- [Dataset items]
## BEGIN

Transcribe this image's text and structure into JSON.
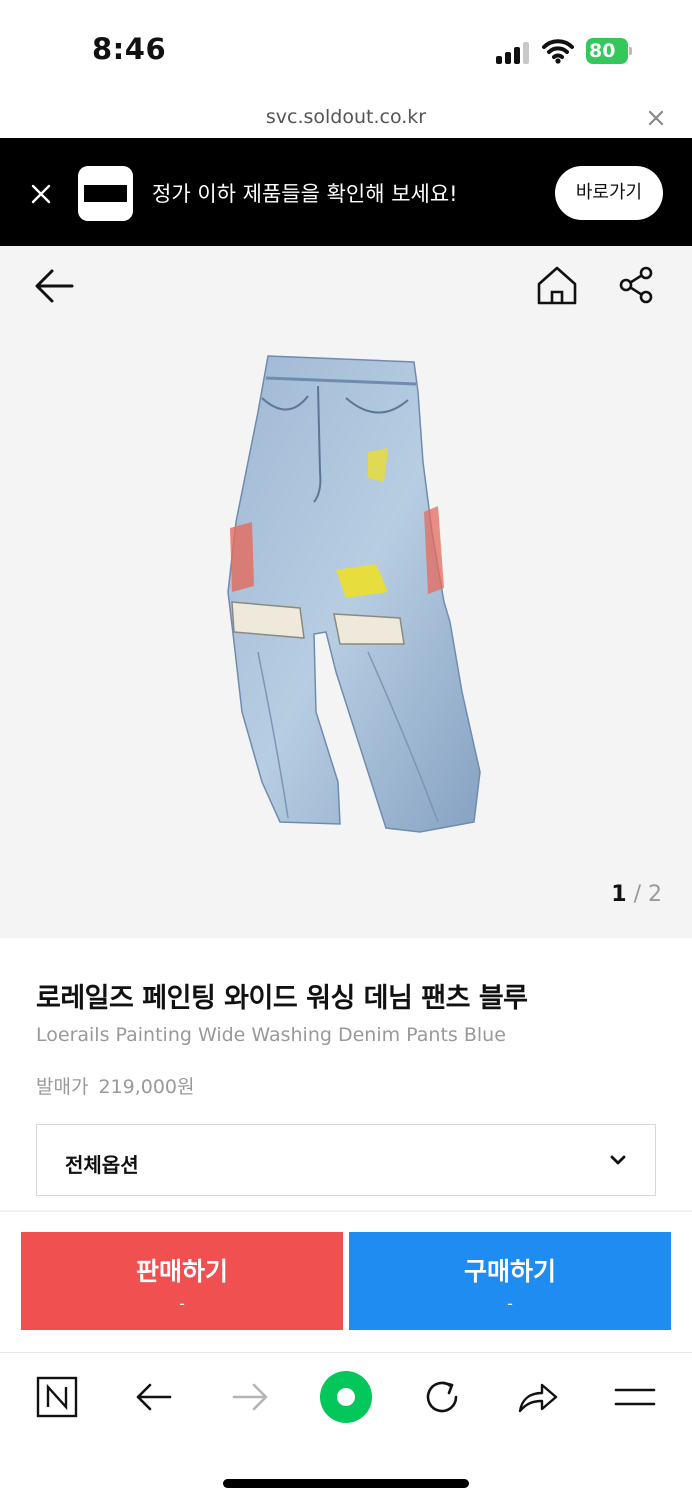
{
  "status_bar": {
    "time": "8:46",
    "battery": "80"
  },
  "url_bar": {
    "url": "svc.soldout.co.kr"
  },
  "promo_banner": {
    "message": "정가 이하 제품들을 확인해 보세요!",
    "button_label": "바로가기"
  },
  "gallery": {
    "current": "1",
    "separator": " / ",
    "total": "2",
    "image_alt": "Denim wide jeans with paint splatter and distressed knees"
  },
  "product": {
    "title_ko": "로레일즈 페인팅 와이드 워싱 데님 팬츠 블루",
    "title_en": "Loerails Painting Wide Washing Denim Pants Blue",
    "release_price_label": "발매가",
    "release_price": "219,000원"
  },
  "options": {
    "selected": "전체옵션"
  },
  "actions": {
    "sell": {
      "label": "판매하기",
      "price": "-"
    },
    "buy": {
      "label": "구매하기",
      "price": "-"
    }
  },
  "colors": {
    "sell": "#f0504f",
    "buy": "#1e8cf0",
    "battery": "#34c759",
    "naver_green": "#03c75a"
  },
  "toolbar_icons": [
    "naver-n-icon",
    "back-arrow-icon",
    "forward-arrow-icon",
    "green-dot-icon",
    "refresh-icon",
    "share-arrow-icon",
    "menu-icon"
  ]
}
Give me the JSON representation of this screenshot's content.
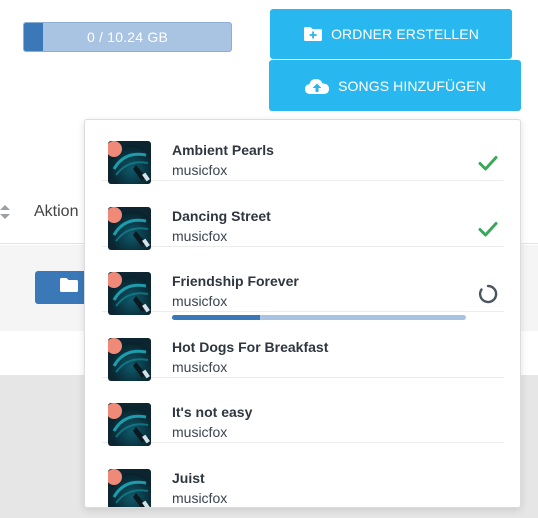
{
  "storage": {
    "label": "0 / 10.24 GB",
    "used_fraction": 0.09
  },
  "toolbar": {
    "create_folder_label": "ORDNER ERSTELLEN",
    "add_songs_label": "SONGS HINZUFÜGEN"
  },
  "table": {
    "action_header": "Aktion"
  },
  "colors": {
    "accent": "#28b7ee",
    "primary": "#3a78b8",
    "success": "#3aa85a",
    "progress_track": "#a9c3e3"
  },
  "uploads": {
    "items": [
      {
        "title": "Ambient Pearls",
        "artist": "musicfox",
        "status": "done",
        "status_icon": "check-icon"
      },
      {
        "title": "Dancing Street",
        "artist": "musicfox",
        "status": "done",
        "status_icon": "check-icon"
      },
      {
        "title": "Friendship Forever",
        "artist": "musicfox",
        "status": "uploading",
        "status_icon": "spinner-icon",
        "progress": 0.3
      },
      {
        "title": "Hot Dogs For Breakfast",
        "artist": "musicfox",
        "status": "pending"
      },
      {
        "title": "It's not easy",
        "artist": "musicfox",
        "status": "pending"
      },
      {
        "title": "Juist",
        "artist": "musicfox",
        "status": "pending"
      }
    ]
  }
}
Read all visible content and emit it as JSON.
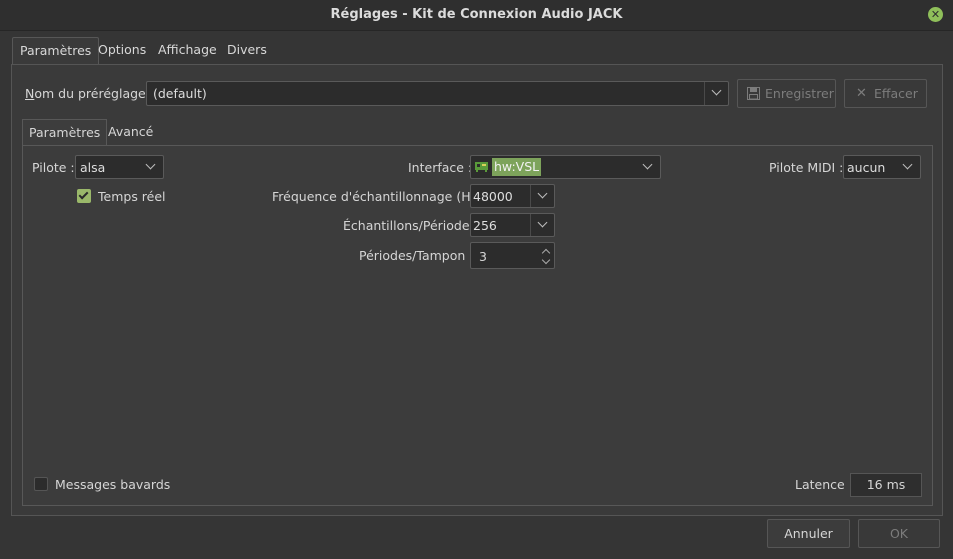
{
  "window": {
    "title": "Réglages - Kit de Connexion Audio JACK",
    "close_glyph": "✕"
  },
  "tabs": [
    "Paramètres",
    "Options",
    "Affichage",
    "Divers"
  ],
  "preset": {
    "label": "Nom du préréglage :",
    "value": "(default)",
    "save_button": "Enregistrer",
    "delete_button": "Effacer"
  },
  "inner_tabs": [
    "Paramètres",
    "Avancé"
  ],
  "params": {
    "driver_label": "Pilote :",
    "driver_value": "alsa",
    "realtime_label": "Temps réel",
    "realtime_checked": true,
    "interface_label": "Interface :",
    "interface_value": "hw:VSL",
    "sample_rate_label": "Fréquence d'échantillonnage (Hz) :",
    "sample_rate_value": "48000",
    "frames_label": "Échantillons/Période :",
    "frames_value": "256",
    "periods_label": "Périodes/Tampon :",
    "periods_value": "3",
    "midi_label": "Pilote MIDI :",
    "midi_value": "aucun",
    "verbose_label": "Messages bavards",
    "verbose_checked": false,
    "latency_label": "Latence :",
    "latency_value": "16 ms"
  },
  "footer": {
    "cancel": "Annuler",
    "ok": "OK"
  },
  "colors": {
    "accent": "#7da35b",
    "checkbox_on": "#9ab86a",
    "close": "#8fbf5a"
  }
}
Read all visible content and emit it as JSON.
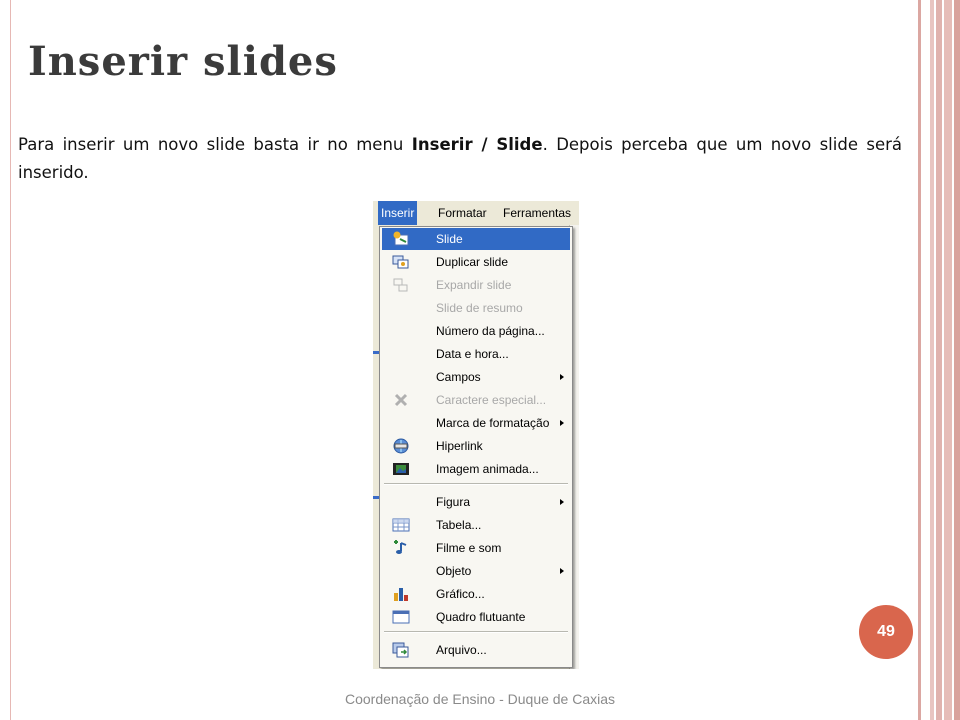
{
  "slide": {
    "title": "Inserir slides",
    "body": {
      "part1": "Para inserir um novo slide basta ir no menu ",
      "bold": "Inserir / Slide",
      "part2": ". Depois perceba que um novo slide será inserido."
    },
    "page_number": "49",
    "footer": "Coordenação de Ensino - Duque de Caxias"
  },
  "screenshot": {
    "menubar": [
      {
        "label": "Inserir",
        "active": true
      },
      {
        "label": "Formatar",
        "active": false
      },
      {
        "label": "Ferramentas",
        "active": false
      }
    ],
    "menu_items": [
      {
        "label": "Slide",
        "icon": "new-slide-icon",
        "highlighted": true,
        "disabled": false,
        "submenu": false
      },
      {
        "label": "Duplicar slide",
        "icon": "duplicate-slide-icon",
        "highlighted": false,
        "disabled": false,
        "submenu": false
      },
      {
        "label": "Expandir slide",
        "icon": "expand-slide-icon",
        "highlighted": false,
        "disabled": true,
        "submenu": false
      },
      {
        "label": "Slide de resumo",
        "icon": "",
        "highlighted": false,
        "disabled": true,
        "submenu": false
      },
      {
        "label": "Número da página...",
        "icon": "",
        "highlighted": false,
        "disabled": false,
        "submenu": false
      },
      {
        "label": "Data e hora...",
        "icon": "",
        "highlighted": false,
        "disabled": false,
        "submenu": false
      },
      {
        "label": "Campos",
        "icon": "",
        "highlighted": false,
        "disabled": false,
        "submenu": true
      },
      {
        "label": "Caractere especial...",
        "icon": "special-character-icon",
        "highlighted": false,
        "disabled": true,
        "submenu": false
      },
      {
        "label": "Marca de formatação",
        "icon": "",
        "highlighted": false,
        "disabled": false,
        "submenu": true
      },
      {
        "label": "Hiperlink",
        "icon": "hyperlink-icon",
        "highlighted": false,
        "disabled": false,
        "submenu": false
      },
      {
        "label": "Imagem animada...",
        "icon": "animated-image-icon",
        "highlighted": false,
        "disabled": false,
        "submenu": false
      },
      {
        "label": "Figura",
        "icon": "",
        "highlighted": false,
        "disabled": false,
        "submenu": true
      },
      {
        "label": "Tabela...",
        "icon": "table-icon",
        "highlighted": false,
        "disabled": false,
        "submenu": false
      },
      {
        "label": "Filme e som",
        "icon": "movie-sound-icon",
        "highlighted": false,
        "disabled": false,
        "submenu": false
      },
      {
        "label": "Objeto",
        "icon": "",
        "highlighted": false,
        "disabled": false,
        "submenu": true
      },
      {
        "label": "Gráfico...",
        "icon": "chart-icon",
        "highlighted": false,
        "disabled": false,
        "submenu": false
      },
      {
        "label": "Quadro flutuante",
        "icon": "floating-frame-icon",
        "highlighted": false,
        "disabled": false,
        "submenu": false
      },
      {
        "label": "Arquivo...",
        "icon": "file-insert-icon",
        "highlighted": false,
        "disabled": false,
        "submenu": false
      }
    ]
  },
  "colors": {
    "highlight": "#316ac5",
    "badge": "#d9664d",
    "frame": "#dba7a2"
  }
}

## END

- [THE EXERCISE] Could you reproduce every record above exactly, leaving out the pictures?

- [RESULT]
Transcribe this image's text and structure into JSON.
{
  "status_bar": {
    "time": "8:46",
    "battery": "80"
  },
  "url_bar": {
    "url": "svc.soldout.co.kr"
  },
  "promo_banner": {
    "message": "정가 이하 제품들을 확인해 보세요!",
    "button_label": "바로가기"
  },
  "gallery": {
    "current": "1",
    "separator": " / ",
    "total": "2",
    "image_alt": "Denim wide jeans with paint splatter and distressed knees"
  },
  "product": {
    "title_ko": "로레일즈 페인팅 와이드 워싱 데님 팬츠 블루",
    "title_en": "Loerails Painting Wide Washing Denim Pants Blue",
    "release_price_label": "발매가",
    "release_price": "219,000원"
  },
  "options": {
    "selected": "전체옵션"
  },
  "actions": {
    "sell": {
      "label": "판매하기",
      "price": "-"
    },
    "buy": {
      "label": "구매하기",
      "price": "-"
    }
  },
  "colors": {
    "sell": "#f0504f",
    "buy": "#1e8cf0",
    "battery": "#34c759",
    "naver_green": "#03c75a"
  },
  "toolbar_icons": [
    "naver-n-icon",
    "back-arrow-icon",
    "forward-arrow-icon",
    "green-dot-icon",
    "refresh-icon",
    "share-arrow-icon",
    "menu-icon"
  ]
}
Give me the JSON representation of this screenshot's content.
{
  "storage": {
    "label": "0 / 10.24 GB",
    "used_fraction": 0.09
  },
  "toolbar": {
    "create_folder_label": "ORDNER ERSTELLEN",
    "add_songs_label": "SONGS HINZUFÜGEN"
  },
  "table": {
    "action_header": "Aktion"
  },
  "colors": {
    "accent": "#28b7ee",
    "primary": "#3a78b8",
    "success": "#3aa85a",
    "progress_track": "#a9c3e3"
  },
  "uploads": {
    "items": [
      {
        "title": "Ambient Pearls",
        "artist": "musicfox",
        "status": "done",
        "status_icon": "check-icon"
      },
      {
        "title": "Dancing Street",
        "artist": "musicfox",
        "status": "done",
        "status_icon": "check-icon"
      },
      {
        "title": "Friendship Forever",
        "artist": "musicfox",
        "status": "uploading",
        "status_icon": "spinner-icon",
        "progress": 0.3
      },
      {
        "title": "Hot Dogs For Breakfast",
        "artist": "musicfox",
        "status": "pending"
      },
      {
        "title": "It's not easy",
        "artist": "musicfox",
        "status": "pending"
      },
      {
        "title": "Juist",
        "artist": "musicfox",
        "status": "pending"
      }
    ]
  }
}
Read all visible content and emit it as JSON.
{
  "window": {
    "title": "Réglages - Kit de Connexion Audio JACK",
    "close_glyph": "✕"
  },
  "tabs": [
    "Paramètres",
    "Options",
    "Affichage",
    "Divers"
  ],
  "preset": {
    "label": "Nom du préréglage :",
    "value": "(default)",
    "save_button": "Enregistrer",
    "delete_button": "Effacer"
  },
  "inner_tabs": [
    "Paramètres",
    "Avancé"
  ],
  "params": {
    "driver_label": "Pilote :",
    "driver_value": "alsa",
    "realtime_label": "Temps réel",
    "realtime_checked": true,
    "interface_label": "Interface :",
    "interface_value": "hw:VSL",
    "sample_rate_label": "Fréquence d'échantillonnage (Hz) :",
    "sample_rate_value": "48000",
    "frames_label": "Échantillons/Période :",
    "frames_value": "256",
    "periods_label": "Périodes/Tampon :",
    "periods_value": "3",
    "midi_label": "Pilote MIDI :",
    "midi_value": "aucun",
    "verbose_label": "Messages bavards",
    "verbose_checked": false,
    "latency_label": "Latence :",
    "latency_value": "16 ms"
  },
  "footer": {
    "cancel": "Annuler",
    "ok": "OK"
  },
  "colors": {
    "accent": "#7da35b",
    "checkbox_on": "#9ab86a",
    "close": "#8fbf5a"
  }
}
Read all visible content and emit it as JSON.
{
  "slide": {
    "title": "Inserir slides",
    "body": {
      "part1": "Para inserir um novo slide basta ir no menu ",
      "bold": "Inserir / Slide",
      "part2": ". Depois perceba que um novo slide será inserido."
    },
    "page_number": "49",
    "footer": "Coordenação de Ensino - Duque de Caxias"
  },
  "screenshot": {
    "menubar": [
      {
        "label": "Inserir",
        "active": true
      },
      {
        "label": "Formatar",
        "active": false
      },
      {
        "label": "Ferramentas",
        "active": false
      }
    ],
    "menu_items": [
      {
        "label": "Slide",
        "icon": "new-slide-icon",
        "highlighted": true,
        "disabled": false,
        "submenu": false
      },
      {
        "label": "Duplicar slide",
        "icon": "duplicate-slide-icon",
        "highlighted": false,
        "disabled": false,
        "submenu": false
      },
      {
        "label": "Expandir slide",
        "icon": "expand-slide-icon",
        "highlighted": false,
        "disabled": true,
        "submenu": false
      },
      {
        "label": "Slide de resumo",
        "icon": "",
        "highlighted": false,
        "disabled": true,
        "submenu": false
      },
      {
        "label": "Número da página...",
        "icon": "",
        "highlighted": false,
        "disabled": false,
        "submenu": false
      },
      {
        "label": "Data e hora...",
        "icon": "",
        "highlighted": false,
        "disabled": false,
        "submenu": false
      },
      {
        "label": "Campos",
        "icon": "",
        "highlighted": false,
        "disabled": false,
        "submenu": true
      },
      {
        "label": "Caractere especial...",
        "icon": "special-character-icon",
        "highlighted": false,
        "disabled": true,
        "submenu": false
      },
      {
        "label": "Marca de formatação",
        "icon": "",
        "highlighted": false,
        "disabled": false,
        "submenu": true
      },
      {
        "label": "Hiperlink",
        "icon": "hyperlink-icon",
        "highlighted": false,
        "disabled": false,
        "submenu": false
      },
      {
        "label": "Imagem animada...",
        "icon": "animated-image-icon",
        "highlighted": false,
        "disabled": false,
        "submenu": false
      },
      {
        "label": "Figura",
        "icon": "",
        "highlighted": false,
        "disabled": false,
        "submenu": true
      },
      {
        "label": "Tabela...",
        "icon": "table-icon",
        "highlighted": false,
        "disabled": false,
        "submenu": false
      },
      {
        "label": "Filme e som",
        "icon": "movie-sound-icon",
        "highlighted": false,
        "disabled": false,
        "submenu": false
      },
      {
        "label": "Objeto",
        "icon": "",
        "highlighted": false,
        "disabled": false,
        "submenu": true
      },
      {
        "label": "Gráfico...",
        "icon": "chart-icon",
        "highlighted": false,
        "disabled": false,
        "submenu": false
      },
      {
        "label": "Quadro flutuante",
        "icon": "floating-frame-icon",
        "highlighted": false,
        "disabled": false,
        "submenu": false
      },
      {
        "label": "Arquivo...",
        "icon": "file-insert-icon",
        "highlighted": false,
        "disabled": false,
        "submenu": false
      }
    ]
  },
  "colors": {
    "highlight": "#316ac5",
    "badge": "#d9664d",
    "frame": "#dba7a2"
  }
}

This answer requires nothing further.